What is being asked:
Return each line of the listing that contains the string "drives".

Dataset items
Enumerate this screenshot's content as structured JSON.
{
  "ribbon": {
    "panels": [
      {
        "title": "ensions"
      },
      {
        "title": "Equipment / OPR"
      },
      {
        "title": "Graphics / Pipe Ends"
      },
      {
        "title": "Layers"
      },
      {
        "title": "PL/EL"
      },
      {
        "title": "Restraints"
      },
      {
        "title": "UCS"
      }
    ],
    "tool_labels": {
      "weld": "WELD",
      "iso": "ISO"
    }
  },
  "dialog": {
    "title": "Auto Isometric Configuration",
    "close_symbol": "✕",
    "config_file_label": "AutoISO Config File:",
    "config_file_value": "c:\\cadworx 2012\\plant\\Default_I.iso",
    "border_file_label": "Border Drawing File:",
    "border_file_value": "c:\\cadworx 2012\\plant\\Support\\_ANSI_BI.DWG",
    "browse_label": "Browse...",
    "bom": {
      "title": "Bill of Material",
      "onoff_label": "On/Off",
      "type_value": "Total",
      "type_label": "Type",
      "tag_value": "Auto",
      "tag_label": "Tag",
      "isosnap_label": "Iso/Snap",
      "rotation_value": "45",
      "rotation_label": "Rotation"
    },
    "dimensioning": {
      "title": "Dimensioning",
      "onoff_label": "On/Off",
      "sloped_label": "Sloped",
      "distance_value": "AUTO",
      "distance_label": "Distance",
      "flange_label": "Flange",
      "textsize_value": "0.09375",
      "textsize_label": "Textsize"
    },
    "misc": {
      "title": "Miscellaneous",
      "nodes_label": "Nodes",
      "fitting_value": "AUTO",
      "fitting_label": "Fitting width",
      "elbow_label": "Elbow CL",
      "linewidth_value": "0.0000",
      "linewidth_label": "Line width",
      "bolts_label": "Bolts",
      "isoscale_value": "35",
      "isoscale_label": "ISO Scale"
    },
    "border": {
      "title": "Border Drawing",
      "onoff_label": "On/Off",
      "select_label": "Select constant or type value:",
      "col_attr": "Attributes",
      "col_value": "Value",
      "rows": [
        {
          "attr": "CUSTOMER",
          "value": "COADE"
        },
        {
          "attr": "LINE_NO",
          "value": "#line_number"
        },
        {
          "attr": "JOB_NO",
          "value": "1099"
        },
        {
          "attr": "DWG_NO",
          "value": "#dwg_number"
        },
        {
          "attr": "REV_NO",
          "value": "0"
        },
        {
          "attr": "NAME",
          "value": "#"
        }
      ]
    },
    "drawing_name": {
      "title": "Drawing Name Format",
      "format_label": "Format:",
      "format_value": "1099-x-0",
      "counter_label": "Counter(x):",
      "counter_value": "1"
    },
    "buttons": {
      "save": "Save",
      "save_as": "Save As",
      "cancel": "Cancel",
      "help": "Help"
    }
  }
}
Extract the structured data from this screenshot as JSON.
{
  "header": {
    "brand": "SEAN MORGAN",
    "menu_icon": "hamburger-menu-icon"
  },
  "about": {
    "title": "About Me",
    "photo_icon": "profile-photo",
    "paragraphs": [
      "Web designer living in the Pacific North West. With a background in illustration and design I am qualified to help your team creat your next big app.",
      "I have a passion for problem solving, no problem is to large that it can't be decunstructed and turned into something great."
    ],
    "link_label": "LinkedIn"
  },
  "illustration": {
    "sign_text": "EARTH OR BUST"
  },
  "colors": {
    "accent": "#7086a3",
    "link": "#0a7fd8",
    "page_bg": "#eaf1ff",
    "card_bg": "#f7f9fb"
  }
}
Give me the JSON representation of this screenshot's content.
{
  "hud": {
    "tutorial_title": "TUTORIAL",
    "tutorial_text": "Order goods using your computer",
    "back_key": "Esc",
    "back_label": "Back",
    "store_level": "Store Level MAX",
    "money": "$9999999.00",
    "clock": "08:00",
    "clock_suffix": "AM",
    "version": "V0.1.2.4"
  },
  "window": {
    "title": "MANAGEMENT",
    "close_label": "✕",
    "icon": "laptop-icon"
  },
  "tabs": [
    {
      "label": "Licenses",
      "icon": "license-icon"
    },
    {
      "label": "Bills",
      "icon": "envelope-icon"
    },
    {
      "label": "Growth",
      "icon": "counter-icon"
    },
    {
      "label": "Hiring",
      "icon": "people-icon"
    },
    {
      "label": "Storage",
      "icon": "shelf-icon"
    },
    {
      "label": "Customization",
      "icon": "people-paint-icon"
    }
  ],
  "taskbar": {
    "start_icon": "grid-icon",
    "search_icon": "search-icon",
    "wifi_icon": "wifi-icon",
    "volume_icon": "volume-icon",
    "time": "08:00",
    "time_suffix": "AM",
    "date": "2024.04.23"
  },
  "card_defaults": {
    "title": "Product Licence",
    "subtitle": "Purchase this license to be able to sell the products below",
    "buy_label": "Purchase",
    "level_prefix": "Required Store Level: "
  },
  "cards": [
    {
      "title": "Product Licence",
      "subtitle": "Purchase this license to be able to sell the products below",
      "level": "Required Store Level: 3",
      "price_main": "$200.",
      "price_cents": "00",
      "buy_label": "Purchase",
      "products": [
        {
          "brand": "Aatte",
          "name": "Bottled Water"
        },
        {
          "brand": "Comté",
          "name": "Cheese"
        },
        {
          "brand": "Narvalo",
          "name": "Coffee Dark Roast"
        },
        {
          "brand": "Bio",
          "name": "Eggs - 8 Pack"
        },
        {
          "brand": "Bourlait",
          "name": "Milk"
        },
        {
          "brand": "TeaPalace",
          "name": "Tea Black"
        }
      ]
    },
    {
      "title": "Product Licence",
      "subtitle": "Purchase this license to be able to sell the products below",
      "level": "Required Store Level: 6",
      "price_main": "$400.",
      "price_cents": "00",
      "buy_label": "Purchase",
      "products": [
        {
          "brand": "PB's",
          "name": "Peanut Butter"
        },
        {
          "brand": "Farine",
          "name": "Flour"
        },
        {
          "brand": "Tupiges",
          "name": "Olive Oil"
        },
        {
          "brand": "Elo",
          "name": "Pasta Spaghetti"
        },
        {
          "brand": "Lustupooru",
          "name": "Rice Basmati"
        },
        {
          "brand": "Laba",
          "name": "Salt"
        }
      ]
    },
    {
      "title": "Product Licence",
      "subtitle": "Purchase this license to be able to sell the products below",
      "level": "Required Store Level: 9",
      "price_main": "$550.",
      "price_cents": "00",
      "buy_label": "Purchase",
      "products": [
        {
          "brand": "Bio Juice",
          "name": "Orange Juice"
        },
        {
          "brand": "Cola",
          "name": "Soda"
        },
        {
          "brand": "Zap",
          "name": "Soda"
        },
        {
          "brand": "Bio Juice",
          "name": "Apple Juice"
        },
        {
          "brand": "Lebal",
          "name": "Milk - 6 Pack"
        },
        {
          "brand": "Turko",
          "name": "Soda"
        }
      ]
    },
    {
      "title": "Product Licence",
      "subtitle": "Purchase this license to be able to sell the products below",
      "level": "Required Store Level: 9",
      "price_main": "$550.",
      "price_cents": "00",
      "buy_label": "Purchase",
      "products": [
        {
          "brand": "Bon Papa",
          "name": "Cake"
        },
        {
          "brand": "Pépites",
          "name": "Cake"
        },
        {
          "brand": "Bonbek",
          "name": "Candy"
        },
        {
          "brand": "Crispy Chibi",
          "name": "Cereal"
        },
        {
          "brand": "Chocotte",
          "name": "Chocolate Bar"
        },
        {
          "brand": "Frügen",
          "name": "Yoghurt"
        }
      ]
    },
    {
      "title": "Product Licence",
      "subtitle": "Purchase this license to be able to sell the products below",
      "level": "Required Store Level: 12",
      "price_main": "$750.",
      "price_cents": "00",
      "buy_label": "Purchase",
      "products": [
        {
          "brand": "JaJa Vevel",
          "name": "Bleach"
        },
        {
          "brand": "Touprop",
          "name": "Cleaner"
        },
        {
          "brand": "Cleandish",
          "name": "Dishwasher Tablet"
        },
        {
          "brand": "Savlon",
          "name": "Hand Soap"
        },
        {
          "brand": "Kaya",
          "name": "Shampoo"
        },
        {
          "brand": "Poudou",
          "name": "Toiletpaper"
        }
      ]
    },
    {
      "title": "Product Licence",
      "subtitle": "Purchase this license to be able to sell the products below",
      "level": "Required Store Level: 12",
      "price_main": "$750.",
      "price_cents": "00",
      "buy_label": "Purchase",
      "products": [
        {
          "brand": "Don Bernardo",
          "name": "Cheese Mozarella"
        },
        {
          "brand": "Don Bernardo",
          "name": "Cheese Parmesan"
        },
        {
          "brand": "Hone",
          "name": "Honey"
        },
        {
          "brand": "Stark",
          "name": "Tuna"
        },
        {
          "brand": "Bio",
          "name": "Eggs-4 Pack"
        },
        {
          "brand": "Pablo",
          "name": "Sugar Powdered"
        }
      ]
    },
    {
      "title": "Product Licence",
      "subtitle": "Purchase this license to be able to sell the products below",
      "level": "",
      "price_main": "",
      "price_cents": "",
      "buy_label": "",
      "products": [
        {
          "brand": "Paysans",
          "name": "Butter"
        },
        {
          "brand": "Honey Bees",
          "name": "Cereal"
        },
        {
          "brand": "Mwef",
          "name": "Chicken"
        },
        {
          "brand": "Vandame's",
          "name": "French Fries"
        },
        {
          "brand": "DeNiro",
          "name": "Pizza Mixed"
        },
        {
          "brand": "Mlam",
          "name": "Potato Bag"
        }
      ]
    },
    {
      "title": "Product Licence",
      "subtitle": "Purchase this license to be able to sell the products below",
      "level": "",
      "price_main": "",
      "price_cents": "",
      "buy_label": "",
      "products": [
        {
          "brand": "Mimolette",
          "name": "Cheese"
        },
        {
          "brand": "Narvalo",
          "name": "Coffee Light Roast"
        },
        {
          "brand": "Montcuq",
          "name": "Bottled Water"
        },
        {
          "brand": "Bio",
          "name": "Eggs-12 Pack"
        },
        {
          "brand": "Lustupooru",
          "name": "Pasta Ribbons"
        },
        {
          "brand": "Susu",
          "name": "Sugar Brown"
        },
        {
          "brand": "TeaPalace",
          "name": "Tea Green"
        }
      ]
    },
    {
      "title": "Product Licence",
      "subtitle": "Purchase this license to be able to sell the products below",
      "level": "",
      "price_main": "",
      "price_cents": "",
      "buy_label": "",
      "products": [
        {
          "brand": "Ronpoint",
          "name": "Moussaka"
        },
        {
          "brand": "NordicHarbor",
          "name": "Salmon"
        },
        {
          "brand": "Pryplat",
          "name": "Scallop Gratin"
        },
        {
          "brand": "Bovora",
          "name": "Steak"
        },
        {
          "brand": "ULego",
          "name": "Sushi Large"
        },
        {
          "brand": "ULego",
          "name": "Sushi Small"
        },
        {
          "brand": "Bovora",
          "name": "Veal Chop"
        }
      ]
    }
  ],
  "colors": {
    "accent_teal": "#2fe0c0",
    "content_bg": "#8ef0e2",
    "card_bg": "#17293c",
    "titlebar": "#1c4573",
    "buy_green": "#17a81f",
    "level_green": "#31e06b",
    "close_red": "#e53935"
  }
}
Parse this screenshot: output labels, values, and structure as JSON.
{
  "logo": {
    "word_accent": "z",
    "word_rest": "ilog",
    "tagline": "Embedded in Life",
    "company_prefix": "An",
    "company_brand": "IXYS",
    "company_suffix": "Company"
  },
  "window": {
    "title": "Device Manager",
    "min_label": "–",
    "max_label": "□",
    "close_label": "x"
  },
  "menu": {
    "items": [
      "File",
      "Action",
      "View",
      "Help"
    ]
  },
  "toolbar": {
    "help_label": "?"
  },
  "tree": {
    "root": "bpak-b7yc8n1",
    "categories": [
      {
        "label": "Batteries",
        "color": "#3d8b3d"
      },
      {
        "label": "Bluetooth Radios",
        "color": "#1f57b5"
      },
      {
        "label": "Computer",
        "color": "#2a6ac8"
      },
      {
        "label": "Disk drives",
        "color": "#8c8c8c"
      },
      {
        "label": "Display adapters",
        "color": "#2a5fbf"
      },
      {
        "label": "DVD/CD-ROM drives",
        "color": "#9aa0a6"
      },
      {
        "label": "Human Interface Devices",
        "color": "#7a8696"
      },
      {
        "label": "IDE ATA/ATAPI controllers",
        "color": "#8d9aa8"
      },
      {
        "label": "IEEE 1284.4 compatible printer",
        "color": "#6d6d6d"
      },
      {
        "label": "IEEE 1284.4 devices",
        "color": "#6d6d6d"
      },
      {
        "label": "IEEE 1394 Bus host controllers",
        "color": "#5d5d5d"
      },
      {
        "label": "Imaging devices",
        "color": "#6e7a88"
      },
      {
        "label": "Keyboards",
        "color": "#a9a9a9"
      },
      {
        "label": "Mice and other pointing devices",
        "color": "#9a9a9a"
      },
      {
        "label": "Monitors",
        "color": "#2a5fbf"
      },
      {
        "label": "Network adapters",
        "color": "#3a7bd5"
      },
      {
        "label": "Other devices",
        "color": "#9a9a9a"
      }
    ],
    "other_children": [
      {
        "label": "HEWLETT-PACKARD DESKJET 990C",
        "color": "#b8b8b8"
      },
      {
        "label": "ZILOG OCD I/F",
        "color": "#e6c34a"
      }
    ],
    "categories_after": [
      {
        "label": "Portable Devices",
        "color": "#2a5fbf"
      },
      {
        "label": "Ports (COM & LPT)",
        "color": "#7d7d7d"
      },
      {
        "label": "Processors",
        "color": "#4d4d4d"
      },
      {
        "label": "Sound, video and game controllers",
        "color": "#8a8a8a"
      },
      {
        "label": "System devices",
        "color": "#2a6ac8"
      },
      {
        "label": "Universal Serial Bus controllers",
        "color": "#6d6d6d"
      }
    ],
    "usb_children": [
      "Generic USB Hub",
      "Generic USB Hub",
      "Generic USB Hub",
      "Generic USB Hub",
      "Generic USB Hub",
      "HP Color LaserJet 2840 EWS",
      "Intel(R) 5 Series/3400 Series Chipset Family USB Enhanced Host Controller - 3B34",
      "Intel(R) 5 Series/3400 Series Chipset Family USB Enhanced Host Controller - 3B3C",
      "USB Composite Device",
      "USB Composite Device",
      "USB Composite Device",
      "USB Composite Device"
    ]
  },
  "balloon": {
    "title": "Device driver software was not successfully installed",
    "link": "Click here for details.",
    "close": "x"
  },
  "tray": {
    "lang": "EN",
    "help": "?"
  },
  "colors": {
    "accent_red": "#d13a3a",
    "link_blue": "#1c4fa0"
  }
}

Correct response:
        "label": "Disk drives",
        "label": "DVD/CD-ROM drives",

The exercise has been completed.